TASK REQUIREMENTS
1) List each use for which the HELICS passage below says observer federates are particularly useful.
2) From the HELICS passage below, quote the text from "To make published" to "point during execution." word for word.

GIVEN PASSAGE
##############################
Persistent values with bufferData

To make published values available to late-joining subscribers, set the bufferData flag on the publication. The broker then retains the most recently published value and sends it immediately when a new subscription connects.
// Enable data buffering at the federate level (applies to all publications)
FederateInfo fi;
fi.setFlagOption(HELICS_FLAG_BUFFER_DATA, true);
The bufferData flag increases memory usage slightly because the most recent value for each publication must be stored. It is disabled by default. For most dynamic federation use cases, enabling it at the federate level is the right choice so all publications automatically participate.

Observer federates

An observer federate declares up front that it will only receive data, not publish any. Because it has no data that other federates depend on, it introduces no timing dependency and can safely join at any point during execution.
FederateInfo fi;
fi.observer = true;
The observer flag can also be set on the command line:
my_federate --observer
If you create a HELICS core before creating the observer federate, the core itself must also be created with the observer flag enabled.

Behavior of observer federates

After calling helicsFederateEnterExecutingMode(), the time returned to an observer federate is not necessarily zero—it reflects the current time of the federates whose publications the observer has subscribed to. To read the current simulation time after joining, use helicsFederateGetCurrentTime(). Each time an observer connects it must use a unique name. Observer federates are particularly useful for:
  • Monitoring a running co-simulation without disturbing its timing
  • Debugging by sampling the current state of all publications
  • Generating diagnostic snapshots mid-simulation

Adding federates after federation start

Full dynamic federations (level 4) are supported as of HELICS v3.4. With --dynamic set on the broker, any federate may join after helicsFederateEnterExecutingMode() has been called by the initial set of federates. The late-joining federate goes through the same initialization sequence as any other federate, but the time returned when it enters executing mode reflects the current federation time rather than zero. Publications made by the late-joining federate become visible to other federates at the next time step after the late-joining federate enters executing mode.
If the root broker was not started with --dynamic, late-joining federates will receive an error indicating the federation is not accepting new members. The --dynamic flag must be set before the co-simulation starts.
##############################
DATA RECORDS
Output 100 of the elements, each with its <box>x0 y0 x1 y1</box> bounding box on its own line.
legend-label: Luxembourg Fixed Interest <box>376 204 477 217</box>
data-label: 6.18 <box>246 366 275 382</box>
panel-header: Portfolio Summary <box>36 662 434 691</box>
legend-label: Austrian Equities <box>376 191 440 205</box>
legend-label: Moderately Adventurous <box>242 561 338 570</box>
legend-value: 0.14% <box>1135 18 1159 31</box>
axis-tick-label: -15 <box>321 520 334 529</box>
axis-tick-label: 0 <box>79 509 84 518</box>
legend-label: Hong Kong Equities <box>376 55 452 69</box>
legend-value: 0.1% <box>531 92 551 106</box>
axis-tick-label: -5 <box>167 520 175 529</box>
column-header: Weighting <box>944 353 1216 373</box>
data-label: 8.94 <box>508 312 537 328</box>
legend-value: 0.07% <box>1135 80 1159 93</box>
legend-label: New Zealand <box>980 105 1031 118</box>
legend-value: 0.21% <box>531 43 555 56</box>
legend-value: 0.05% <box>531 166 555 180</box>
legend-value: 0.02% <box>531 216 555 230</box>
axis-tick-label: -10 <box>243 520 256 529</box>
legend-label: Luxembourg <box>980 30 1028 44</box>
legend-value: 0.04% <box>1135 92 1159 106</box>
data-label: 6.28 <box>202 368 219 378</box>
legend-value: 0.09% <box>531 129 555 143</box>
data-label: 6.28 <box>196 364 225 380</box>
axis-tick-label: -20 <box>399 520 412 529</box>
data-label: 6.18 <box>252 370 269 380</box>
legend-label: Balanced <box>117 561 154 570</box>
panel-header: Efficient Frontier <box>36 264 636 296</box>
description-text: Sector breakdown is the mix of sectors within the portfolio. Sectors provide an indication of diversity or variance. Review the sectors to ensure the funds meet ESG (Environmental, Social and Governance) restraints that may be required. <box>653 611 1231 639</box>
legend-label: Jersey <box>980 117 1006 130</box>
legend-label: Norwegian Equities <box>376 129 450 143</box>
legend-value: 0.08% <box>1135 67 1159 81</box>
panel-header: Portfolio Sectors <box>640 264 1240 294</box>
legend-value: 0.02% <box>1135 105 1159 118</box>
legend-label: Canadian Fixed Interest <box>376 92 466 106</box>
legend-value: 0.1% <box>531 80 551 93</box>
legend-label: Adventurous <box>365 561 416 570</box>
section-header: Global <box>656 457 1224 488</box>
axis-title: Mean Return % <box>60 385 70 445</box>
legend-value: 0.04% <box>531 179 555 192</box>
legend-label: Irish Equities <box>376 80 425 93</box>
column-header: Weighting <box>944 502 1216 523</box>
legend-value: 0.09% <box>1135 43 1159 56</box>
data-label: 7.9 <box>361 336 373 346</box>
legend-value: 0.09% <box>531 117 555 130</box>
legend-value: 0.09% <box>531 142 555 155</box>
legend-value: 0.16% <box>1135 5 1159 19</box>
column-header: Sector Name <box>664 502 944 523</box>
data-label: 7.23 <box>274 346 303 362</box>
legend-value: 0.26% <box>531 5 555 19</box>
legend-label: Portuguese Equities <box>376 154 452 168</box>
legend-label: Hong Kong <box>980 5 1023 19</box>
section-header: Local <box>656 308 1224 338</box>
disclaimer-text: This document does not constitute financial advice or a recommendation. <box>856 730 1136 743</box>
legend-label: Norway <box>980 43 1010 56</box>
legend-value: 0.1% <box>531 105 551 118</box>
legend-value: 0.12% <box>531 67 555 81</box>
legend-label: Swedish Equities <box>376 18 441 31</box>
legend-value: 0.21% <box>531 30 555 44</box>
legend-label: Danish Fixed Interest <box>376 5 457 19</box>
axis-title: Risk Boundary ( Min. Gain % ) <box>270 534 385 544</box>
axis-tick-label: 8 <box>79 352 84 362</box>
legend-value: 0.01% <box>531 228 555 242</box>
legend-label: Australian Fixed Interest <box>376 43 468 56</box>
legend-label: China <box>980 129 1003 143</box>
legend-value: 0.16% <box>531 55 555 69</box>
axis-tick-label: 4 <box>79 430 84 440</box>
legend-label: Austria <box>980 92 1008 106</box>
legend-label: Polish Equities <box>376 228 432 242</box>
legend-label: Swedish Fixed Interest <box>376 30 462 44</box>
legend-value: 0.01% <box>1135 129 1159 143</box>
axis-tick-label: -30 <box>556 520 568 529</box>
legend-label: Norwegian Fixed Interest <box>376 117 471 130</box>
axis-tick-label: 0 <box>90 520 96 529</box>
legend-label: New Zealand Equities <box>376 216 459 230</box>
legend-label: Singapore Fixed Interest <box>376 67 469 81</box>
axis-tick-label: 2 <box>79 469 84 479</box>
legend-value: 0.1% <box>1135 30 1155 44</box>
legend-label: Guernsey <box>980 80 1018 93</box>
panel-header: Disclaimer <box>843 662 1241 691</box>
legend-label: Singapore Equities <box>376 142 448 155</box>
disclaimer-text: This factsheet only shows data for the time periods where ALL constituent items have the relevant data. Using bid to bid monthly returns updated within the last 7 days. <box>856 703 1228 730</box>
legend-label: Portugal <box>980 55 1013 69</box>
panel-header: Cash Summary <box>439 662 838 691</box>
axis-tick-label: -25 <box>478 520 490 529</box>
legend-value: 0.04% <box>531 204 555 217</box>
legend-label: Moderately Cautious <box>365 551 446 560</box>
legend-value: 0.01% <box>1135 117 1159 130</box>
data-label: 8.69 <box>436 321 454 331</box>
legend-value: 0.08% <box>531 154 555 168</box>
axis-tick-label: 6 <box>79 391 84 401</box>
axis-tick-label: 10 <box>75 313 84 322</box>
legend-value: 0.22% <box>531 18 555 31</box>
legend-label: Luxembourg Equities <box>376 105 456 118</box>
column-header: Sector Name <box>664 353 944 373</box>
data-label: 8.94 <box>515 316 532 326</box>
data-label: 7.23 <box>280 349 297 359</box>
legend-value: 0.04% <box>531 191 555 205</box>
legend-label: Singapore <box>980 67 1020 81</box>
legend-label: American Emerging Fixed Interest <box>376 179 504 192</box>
##############################
ANSWER LIST
1)
- Monitoring a running co-simulation without disturbing its timing
- Debugging by sampling the current state of all publications
- Generating diagnostic snapshots mid-simulation

2)
To make published values available to late-joining subscribers, set the bufferData flag on the publication. The broker then retains the most recently published value and sends it immediately when a new subscription connects.
// Enable data buffering at the federate level (applies to all publications)
FederateInfo fi;
fi.setFlagOption(HELICS_FLAG_BUFFER_DATA, true);
The bufferData flag increases memory usage slightly because the most recent value for each publication must be stored. It is disabled by default. For most dynamic federation use cases, enabling it at the federate level is the right choice so all publications automatically participate.

Observer federates

An observer federate declares up front that it will only receive data, not publish any. Because it has no data that other federates depend on, it introduces no timing dependency and can safely join at any point during execution.